• **What to do**
Copy out every line containing the word "Save".
# # #
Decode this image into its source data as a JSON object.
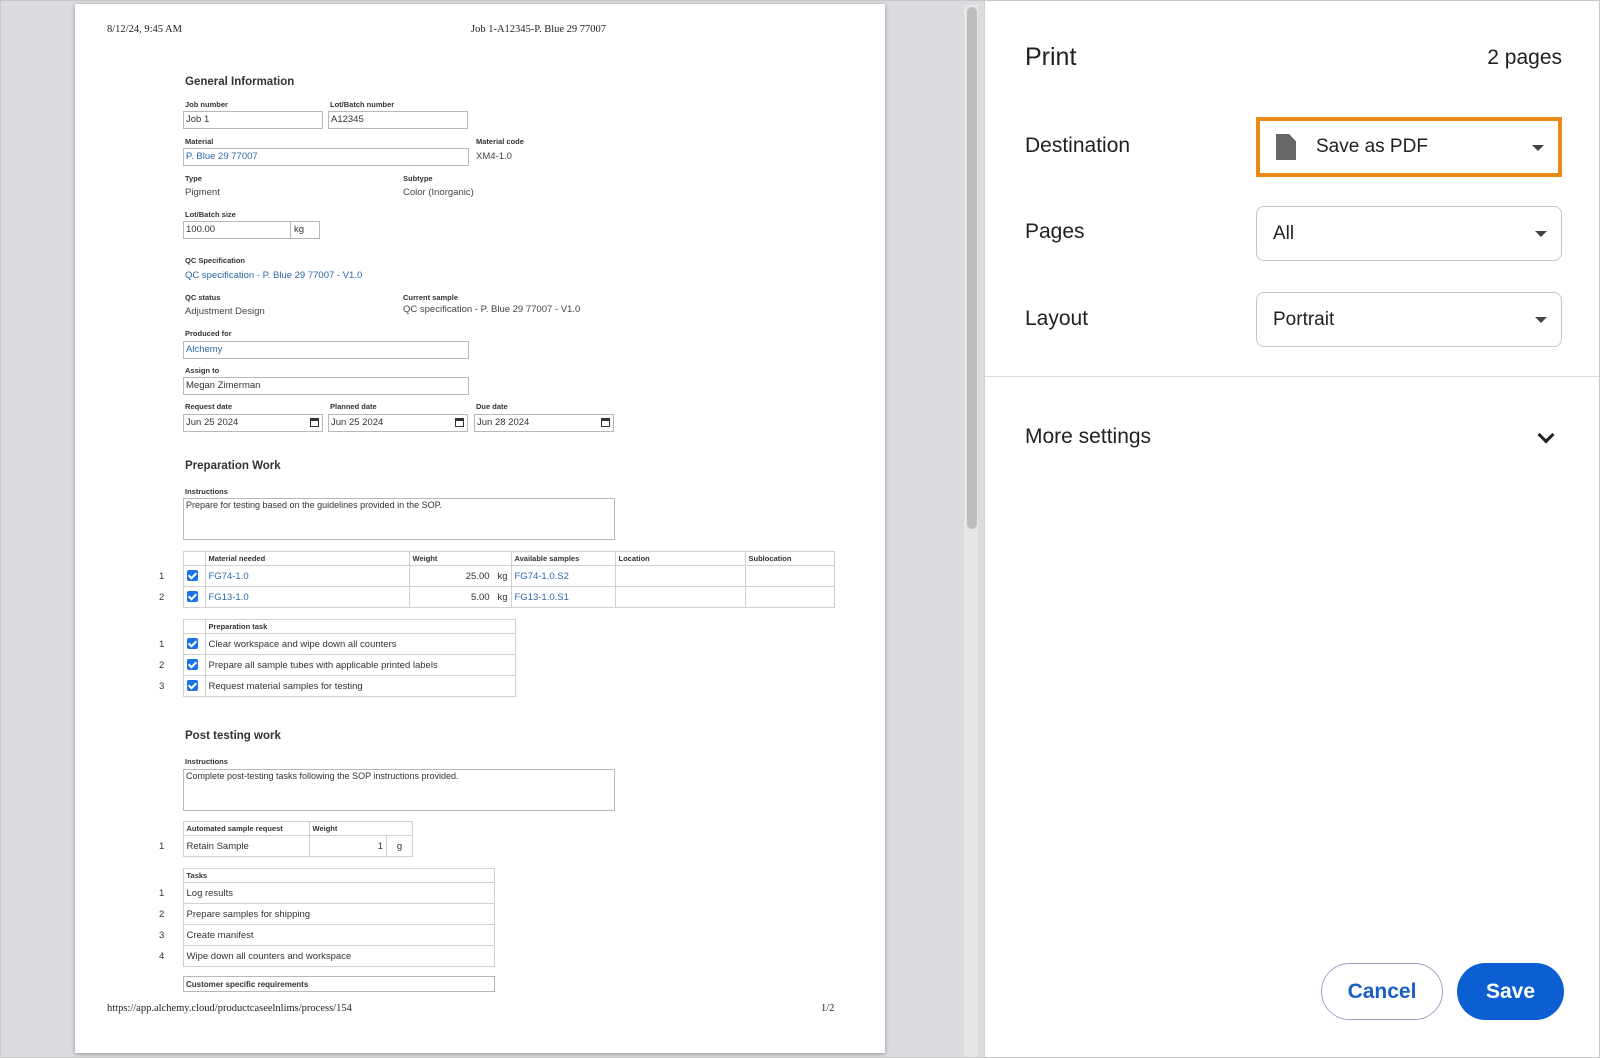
{
  "doc": {
    "header_left": "8/12/24, 9:45 AM",
    "header_center": "Job 1-A12345-P. Blue 29 77007",
    "footer_url": "https://app.alchemy.cloud/productcaseelnlims/process/154",
    "footer_page": "1/2",
    "general": {
      "title": "General Information",
      "job_number_label": "Job number",
      "job_number": "Job 1",
      "lot_label": "Lot/Batch number",
      "lot": "A12345",
      "material_label": "Material",
      "material": "P. Blue 29 77007",
      "material_code_label": "Material code",
      "material_code": "XM4-1.0",
      "type_label": "Type",
      "type": "Pigment",
      "subtype_label": "Subtype",
      "subtype": "Color (Inorganic)",
      "lot_size_label": "Lot/Batch size",
      "lot_size": "100.00",
      "lot_size_unit": "kg",
      "qc_spec_label": "QC Specification",
      "qc_spec": "QC specification - P. Blue 29 77007 - V1.0",
      "qc_status_label": "QC status",
      "qc_status": "Adjustment Design",
      "current_sample_label": "Current sample",
      "current_sample": "QC specification - P. Blue 29 77007 - V1.0",
      "produced_for_label": "Produced for",
      "produced_for": "Alchemy",
      "assign_to_label": "Assign to",
      "assign_to": "Megan Zimerman",
      "request_date_label": "Request date",
      "request_date": "Jun 25 2024",
      "planned_date_label": "Planned date",
      "planned_date": "Jun 25 2024",
      "due_date_label": "Due date",
      "due_date": "Jun 28 2024"
    },
    "prep": {
      "title": "Preparation Work",
      "instructions_label": "Instructions",
      "instructions": "Prepare for testing based on the guidelines provided in the SOP.",
      "materials_headers": [
        "Material needed",
        "Weight",
        "Available samples",
        "Location",
        "Sublocation"
      ],
      "materials": [
        {
          "n": "1",
          "material": "FG74-1.0",
          "weight": "25.00",
          "unit": "kg",
          "sample": "FG74-1.0.S2"
        },
        {
          "n": "2",
          "material": "FG13-1.0",
          "weight": "5.00",
          "unit": "kg",
          "sample": "FG13-1.0.S1"
        }
      ],
      "task_header": "Preparation task",
      "tasks": [
        {
          "n": "1",
          "text": "Clear workspace and wipe down all counters"
        },
        {
          "n": "2",
          "text": "Prepare all sample tubes with applicable printed labels"
        },
        {
          "n": "3",
          "text": "Request material samples for testing"
        }
      ]
    },
    "post": {
      "title": "Post testing work",
      "instructions_label": "Instructions",
      "instructions": "Complete post-testing tasks following the SOP instructions provided.",
      "auto_header": "Automated sample request",
      "weight_header": "Weight",
      "auto_row": {
        "n": "1",
        "name": "Retain Sample",
        "weight": "1",
        "unit": "g"
      },
      "tasks_header": "Tasks",
      "tasks": [
        {
          "n": "1",
          "text": "Log results"
        },
        {
          "n": "2",
          "text": "Prepare samples for shipping"
        },
        {
          "n": "3",
          "text": "Create manifest"
        },
        {
          "n": "4",
          "text": "Wipe down all counters and workspace"
        }
      ],
      "customer_req": "Customer specific requirements"
    }
  },
  "panel": {
    "title": "Print",
    "page_count": "2 pages",
    "destination_label": "Destination",
    "destination_value": "Save as PDF",
    "destination_icon": "document-icon",
    "pages_label": "Pages",
    "pages_value": "All",
    "layout_label": "Layout",
    "layout_value": "Portrait",
    "more_settings": "More settings",
    "cancel": "Cancel",
    "save": "Save",
    "highlight_color": "#ea8a16",
    "accent_color": "#0b5fd3"
  }
}
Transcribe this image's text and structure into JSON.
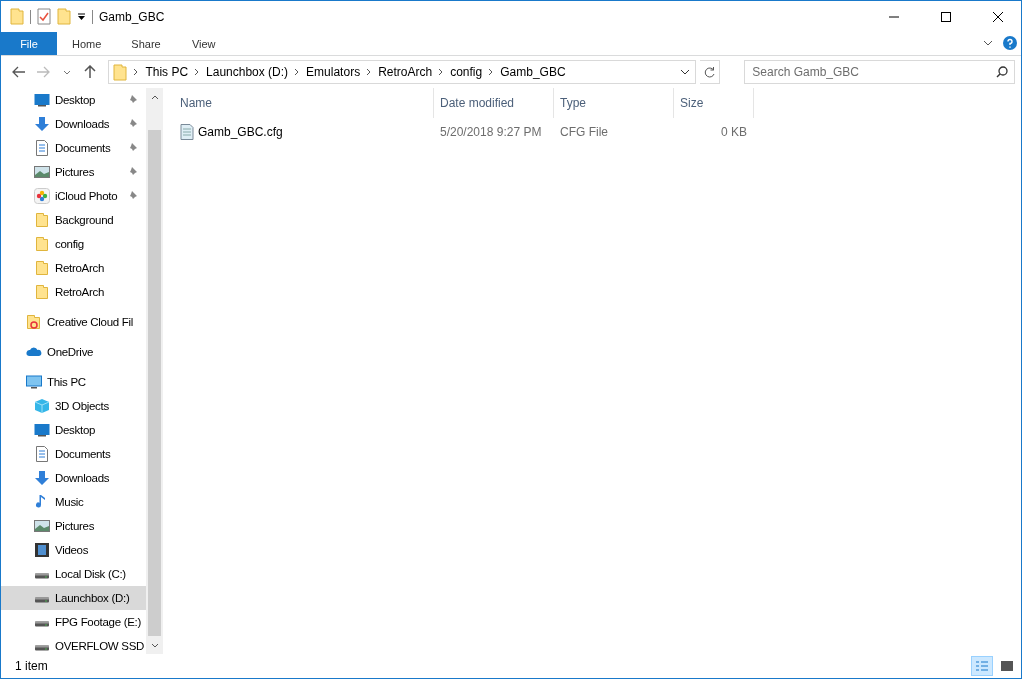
# # #
• **The answer**
    "destination_value": "Save as PDF",
    "save": "Save",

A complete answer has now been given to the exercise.